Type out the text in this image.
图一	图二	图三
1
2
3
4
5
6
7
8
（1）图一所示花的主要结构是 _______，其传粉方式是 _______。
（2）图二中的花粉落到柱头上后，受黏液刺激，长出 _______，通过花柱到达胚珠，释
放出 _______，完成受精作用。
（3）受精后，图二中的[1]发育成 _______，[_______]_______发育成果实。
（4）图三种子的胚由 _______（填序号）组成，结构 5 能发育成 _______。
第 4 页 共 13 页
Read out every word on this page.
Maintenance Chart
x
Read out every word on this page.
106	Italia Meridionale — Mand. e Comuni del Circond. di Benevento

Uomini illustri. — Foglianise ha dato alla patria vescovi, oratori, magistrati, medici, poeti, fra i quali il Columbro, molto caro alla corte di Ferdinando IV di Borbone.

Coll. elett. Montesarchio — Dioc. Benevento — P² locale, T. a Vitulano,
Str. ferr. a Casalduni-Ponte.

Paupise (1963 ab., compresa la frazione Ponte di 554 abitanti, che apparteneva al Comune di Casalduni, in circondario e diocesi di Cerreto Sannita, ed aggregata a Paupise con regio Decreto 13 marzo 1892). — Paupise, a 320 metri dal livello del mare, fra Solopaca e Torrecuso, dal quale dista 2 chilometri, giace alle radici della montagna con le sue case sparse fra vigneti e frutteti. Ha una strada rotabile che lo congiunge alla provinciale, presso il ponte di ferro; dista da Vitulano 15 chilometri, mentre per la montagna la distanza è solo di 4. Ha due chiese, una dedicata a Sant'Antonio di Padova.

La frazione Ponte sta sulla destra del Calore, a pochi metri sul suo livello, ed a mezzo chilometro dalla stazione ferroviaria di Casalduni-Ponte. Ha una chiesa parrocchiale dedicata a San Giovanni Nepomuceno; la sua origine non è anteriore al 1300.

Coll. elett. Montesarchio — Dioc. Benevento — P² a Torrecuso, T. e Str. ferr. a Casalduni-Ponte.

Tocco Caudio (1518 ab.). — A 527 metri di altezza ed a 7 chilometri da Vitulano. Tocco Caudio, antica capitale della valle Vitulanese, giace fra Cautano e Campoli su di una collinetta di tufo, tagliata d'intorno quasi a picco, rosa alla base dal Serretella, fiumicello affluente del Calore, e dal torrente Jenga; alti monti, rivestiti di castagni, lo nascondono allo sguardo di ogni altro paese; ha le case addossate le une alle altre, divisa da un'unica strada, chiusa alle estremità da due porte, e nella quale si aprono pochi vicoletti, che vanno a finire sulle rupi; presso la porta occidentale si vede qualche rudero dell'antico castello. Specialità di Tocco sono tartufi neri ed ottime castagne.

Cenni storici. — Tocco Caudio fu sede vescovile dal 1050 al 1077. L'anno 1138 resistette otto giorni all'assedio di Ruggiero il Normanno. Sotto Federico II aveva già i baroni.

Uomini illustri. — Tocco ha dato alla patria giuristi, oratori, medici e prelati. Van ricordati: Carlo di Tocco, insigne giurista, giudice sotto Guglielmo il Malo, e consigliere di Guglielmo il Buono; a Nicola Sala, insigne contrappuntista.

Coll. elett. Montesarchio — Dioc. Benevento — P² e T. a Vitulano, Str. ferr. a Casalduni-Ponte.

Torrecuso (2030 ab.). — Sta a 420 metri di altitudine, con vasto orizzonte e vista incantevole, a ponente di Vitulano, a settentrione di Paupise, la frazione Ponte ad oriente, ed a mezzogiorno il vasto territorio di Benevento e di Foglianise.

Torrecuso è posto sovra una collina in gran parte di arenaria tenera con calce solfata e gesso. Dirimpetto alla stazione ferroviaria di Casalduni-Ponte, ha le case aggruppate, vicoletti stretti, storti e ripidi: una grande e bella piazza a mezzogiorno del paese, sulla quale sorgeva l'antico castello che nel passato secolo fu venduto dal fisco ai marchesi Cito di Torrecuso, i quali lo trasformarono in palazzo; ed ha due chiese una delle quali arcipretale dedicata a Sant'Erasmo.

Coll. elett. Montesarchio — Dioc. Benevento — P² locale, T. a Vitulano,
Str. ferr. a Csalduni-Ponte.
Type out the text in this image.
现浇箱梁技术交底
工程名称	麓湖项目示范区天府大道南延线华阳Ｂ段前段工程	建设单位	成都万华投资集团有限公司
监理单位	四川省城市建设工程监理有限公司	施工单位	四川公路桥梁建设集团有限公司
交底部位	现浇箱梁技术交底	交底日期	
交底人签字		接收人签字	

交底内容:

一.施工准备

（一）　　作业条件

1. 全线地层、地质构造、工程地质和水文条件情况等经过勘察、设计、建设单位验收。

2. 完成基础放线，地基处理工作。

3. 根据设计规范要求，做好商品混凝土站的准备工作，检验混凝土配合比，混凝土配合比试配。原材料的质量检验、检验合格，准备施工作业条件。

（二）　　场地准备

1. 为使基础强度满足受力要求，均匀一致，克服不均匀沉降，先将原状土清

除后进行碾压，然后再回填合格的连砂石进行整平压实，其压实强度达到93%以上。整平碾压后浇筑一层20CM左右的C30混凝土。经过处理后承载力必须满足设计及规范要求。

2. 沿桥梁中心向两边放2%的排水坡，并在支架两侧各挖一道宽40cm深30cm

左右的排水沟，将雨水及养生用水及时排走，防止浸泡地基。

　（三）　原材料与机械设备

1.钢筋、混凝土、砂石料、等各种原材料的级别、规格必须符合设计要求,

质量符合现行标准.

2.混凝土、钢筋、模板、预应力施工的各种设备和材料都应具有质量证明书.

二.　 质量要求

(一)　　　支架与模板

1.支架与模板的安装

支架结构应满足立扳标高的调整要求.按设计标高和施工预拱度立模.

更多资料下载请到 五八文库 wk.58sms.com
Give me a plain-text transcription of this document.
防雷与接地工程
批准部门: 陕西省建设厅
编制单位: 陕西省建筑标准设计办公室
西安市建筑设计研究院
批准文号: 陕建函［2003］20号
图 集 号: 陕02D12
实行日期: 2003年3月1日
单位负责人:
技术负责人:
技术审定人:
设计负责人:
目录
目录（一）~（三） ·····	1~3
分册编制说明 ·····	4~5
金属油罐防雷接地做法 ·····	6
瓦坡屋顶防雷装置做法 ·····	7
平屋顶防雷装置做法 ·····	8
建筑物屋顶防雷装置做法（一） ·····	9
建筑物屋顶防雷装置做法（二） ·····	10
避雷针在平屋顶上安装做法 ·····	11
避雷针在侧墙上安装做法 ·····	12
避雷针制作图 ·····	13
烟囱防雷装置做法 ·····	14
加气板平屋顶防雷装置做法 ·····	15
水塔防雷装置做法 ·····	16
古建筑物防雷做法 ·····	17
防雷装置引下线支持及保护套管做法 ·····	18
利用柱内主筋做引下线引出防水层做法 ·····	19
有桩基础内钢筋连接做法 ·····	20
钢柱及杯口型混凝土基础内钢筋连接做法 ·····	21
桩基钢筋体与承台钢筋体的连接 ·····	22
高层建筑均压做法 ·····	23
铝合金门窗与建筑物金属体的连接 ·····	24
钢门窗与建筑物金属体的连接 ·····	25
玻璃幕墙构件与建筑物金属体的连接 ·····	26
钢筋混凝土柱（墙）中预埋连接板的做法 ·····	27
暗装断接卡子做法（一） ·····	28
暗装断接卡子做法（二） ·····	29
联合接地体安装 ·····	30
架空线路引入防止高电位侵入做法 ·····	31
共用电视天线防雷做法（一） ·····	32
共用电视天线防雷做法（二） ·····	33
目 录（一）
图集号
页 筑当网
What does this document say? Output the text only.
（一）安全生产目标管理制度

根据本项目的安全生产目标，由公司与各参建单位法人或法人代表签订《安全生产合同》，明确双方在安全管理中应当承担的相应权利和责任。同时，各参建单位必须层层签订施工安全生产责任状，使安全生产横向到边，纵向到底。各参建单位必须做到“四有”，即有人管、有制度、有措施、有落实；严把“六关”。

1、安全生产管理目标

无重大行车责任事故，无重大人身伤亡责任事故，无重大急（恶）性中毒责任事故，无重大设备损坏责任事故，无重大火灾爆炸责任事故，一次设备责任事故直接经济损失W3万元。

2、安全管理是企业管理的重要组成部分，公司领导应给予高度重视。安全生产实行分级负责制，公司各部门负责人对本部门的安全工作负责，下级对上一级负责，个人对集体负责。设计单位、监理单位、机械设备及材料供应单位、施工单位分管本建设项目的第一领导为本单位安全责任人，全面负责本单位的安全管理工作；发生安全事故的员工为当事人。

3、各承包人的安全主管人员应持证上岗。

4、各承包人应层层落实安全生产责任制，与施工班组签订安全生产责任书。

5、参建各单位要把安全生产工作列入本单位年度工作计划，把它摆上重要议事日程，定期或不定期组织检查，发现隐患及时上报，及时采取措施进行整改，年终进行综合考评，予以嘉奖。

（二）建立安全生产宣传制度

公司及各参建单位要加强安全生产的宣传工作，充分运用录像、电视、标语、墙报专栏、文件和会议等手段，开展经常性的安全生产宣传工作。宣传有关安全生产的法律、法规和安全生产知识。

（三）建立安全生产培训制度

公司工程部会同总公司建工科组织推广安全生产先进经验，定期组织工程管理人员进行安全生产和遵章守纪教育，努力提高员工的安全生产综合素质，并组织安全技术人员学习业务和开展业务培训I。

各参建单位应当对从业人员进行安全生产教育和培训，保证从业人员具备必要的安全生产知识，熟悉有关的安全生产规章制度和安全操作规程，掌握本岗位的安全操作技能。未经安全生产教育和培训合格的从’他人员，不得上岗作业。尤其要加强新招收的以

###

◆ **YOUR INSTRUCTIONS**: Filter out every line that lacks the word "监理单位", and copy the rest.

◆ **EXERCISE ANSWER**:
监理单位	四川省城市建设工程监理有限公司	施工单位	四川公路桥梁建设集团有限公司
2、安全管理是企业管理的重要组成部分，公司领导应给予高度重视。安全生产实行分级负责制，公司各部门负责人对本部门的安全工作负责，下级对上一级负责，个人对集体负责。设计单位、监理单位、机械设备及材料供应单位、施工单位分管本建设项目的第一领导为本单位安全责任人，全面负责本单位的安全管理工作；发生安全事故的员工为当事人。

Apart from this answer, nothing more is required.